(WORK TO COMPLETE)
Among the entries that follow, some lines contain the word "della". Show all of them.

(RECORDS SHOWN)
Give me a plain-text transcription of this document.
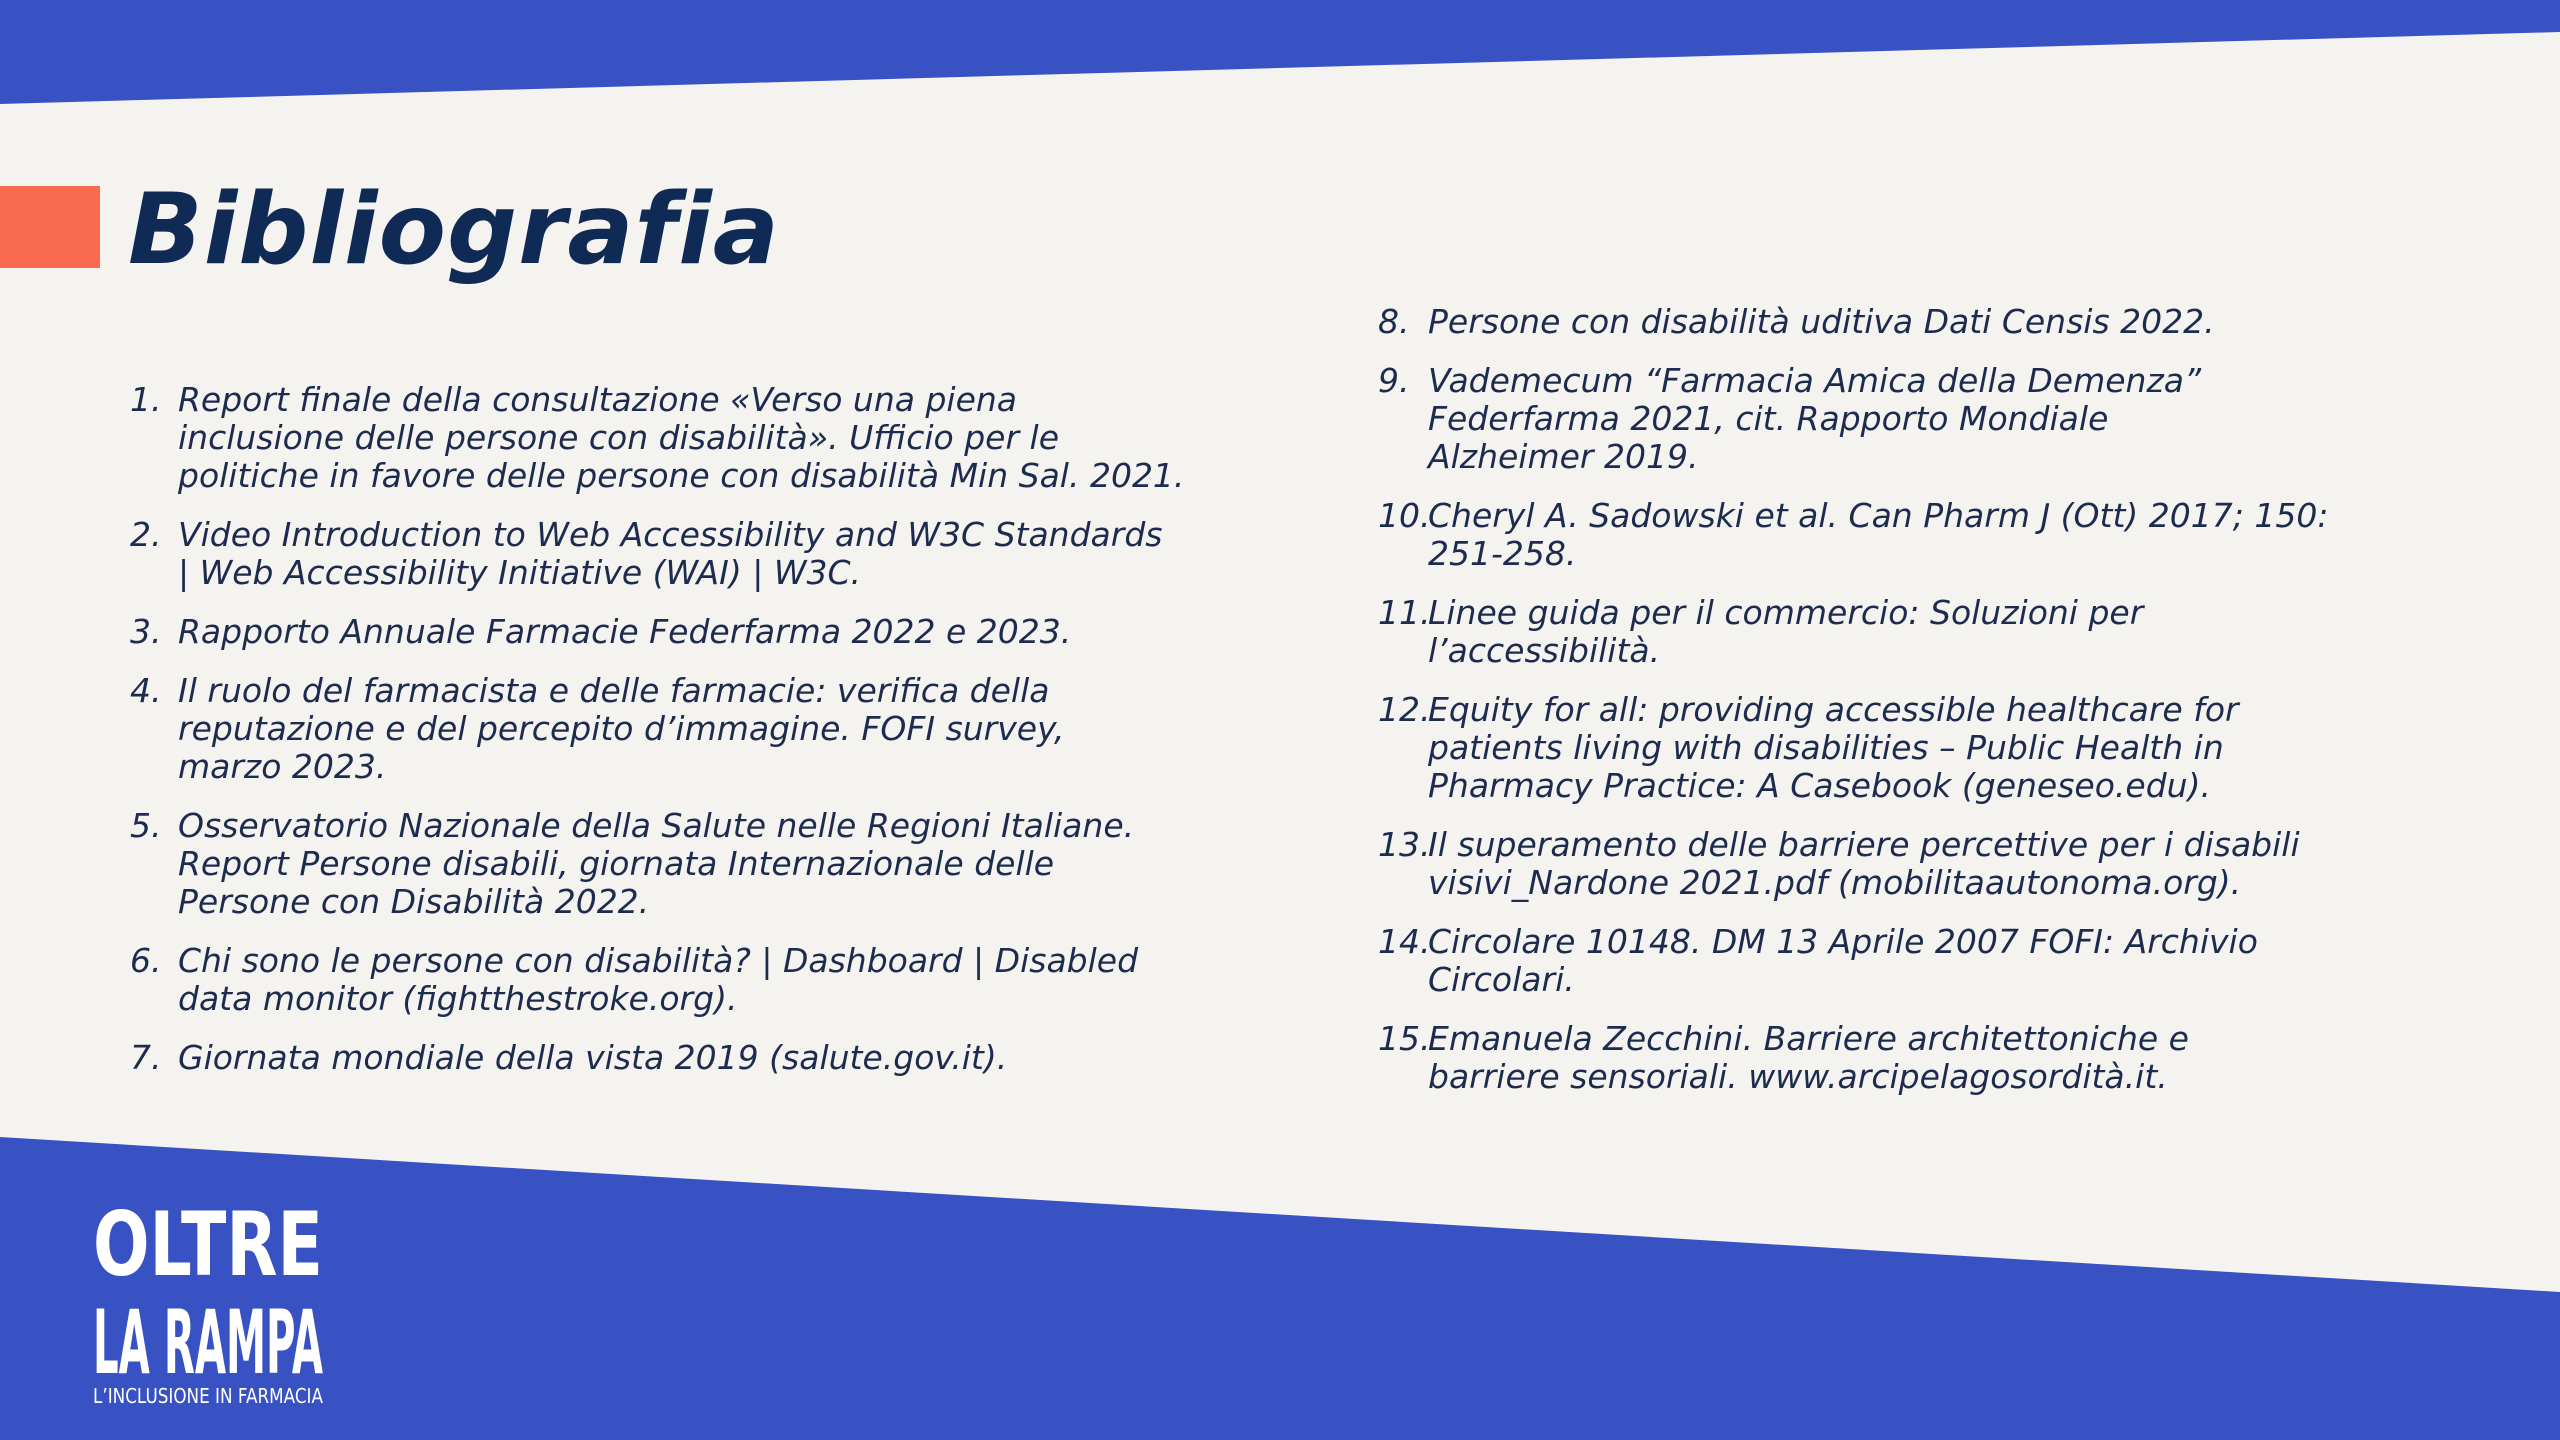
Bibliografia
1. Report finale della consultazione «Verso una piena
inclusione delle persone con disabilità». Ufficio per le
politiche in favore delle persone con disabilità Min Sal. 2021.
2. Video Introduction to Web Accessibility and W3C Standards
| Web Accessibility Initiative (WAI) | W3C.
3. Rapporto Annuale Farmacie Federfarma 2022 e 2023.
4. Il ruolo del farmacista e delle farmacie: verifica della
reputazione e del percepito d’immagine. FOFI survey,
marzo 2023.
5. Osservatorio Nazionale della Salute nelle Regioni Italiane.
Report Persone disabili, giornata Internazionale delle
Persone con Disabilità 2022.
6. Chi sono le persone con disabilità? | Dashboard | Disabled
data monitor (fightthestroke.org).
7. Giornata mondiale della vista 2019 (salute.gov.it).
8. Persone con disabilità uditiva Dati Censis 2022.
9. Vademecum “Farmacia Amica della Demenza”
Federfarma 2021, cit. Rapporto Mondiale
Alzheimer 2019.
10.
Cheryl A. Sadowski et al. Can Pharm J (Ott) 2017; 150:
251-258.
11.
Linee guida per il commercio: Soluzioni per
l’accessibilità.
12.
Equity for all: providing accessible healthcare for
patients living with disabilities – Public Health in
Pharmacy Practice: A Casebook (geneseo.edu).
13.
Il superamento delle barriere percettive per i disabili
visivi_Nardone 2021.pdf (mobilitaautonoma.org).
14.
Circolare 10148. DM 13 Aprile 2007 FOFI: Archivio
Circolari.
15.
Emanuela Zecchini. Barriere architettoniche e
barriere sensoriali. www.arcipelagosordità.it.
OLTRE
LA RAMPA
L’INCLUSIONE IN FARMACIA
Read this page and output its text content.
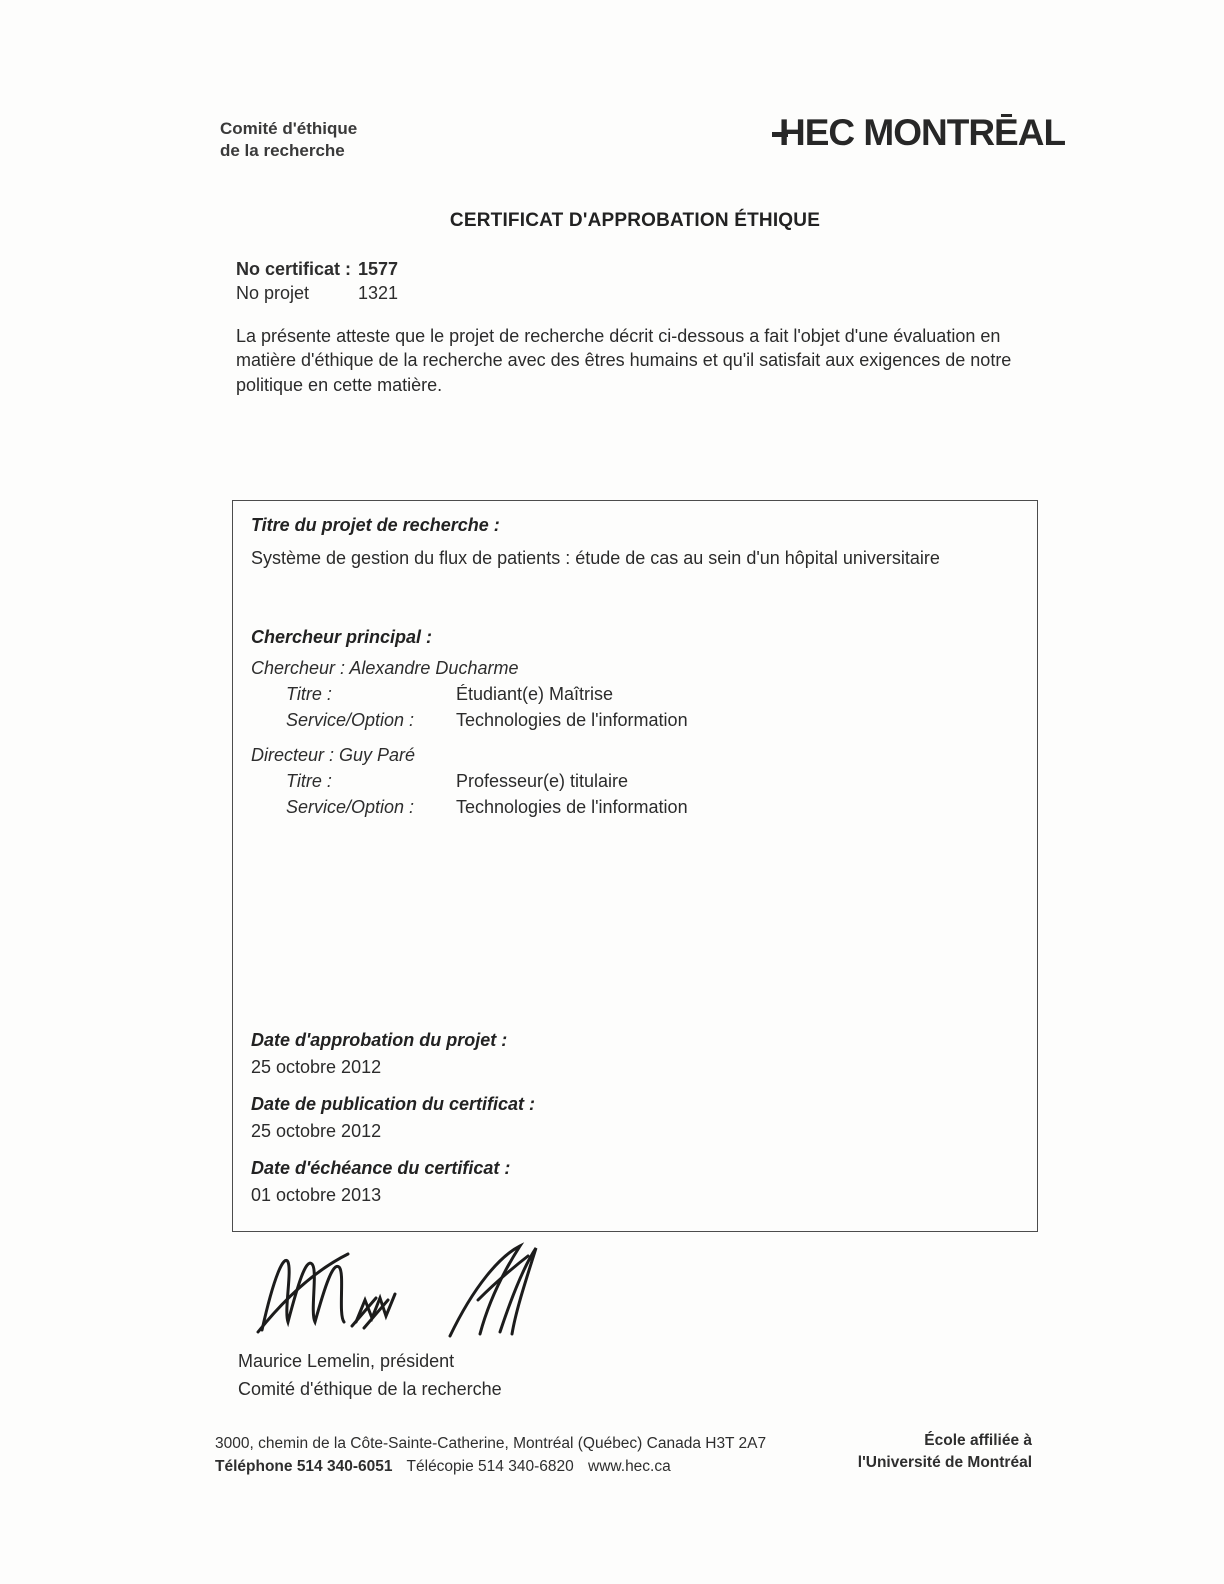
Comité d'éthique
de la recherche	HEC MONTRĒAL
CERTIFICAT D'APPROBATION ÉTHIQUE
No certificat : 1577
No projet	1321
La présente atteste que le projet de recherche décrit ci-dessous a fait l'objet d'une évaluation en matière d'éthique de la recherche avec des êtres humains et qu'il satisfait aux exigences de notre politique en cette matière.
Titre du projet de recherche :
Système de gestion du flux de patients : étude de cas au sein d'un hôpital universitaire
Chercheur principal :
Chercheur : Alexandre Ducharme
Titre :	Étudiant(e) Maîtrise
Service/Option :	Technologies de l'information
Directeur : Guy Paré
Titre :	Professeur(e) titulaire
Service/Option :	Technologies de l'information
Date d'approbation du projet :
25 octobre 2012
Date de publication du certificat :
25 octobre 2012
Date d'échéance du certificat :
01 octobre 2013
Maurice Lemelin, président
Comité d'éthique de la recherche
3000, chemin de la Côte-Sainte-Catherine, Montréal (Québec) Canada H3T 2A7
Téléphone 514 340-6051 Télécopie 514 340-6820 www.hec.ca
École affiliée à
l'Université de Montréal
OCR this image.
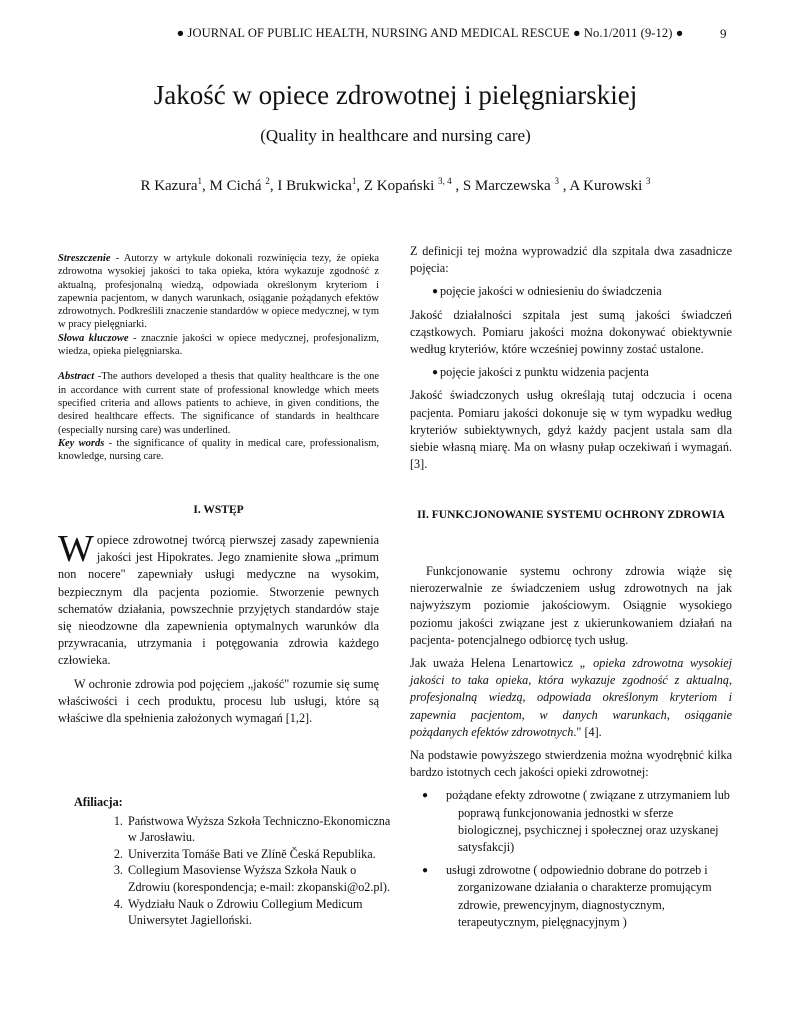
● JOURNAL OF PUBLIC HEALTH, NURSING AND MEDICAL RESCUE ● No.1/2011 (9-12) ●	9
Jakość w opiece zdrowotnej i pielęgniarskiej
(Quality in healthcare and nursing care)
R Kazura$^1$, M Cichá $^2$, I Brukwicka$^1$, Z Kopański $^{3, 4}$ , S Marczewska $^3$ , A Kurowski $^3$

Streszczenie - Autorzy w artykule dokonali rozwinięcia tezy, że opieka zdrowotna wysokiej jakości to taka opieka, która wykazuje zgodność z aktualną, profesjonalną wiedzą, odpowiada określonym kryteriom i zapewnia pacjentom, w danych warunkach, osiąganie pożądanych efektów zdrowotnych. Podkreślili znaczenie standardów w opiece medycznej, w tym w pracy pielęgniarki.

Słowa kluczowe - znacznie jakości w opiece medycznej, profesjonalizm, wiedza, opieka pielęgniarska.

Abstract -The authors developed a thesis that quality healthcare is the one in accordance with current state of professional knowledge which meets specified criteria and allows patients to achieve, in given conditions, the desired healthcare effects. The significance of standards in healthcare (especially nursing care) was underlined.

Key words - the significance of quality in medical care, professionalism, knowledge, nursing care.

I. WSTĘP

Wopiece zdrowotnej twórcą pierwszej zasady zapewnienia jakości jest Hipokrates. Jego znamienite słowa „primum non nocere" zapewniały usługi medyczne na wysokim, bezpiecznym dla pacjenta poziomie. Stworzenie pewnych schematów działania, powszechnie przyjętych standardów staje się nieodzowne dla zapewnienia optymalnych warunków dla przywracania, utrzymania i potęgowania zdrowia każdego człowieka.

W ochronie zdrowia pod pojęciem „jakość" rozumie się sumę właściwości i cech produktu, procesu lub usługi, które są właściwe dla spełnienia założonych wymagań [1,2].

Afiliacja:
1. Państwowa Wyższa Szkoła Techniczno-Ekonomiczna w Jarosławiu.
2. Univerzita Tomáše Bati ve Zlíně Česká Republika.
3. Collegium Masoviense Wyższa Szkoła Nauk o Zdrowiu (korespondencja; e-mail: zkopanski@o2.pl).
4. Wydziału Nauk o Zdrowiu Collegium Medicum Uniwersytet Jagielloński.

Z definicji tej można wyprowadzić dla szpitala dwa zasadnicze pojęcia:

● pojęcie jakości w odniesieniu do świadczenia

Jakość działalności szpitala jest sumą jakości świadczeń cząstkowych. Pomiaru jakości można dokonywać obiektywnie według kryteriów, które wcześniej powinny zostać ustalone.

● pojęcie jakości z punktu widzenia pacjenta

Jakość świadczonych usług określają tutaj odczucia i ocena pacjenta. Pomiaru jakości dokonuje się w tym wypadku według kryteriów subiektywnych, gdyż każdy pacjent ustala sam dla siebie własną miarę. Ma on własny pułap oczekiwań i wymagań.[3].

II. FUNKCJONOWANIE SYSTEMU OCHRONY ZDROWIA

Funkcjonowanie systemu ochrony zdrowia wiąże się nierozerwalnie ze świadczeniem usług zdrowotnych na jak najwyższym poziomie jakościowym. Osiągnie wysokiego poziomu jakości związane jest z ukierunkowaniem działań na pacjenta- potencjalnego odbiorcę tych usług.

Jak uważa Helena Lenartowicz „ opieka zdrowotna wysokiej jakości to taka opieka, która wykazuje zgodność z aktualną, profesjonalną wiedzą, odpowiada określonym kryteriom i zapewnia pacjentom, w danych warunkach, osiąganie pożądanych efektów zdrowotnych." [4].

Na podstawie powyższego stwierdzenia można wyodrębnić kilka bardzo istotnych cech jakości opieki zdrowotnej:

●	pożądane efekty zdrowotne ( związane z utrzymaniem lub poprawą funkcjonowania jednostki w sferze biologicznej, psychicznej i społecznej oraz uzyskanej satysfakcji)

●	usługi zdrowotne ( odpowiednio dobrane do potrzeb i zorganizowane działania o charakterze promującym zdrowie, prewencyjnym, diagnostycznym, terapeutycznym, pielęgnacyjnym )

(RESULT OF THIS TASK)
1. Report finale della consultazione «Verso una piena
4. Il ruolo del farmacista e delle farmacie: verifica della
5. Osservatorio Nazionale della Salute nelle Regioni Italiane.
7. Giornata mondiale della vista 2019 (salute.gov.it).
9. Vademecum “Farmacia Amica della Demenza”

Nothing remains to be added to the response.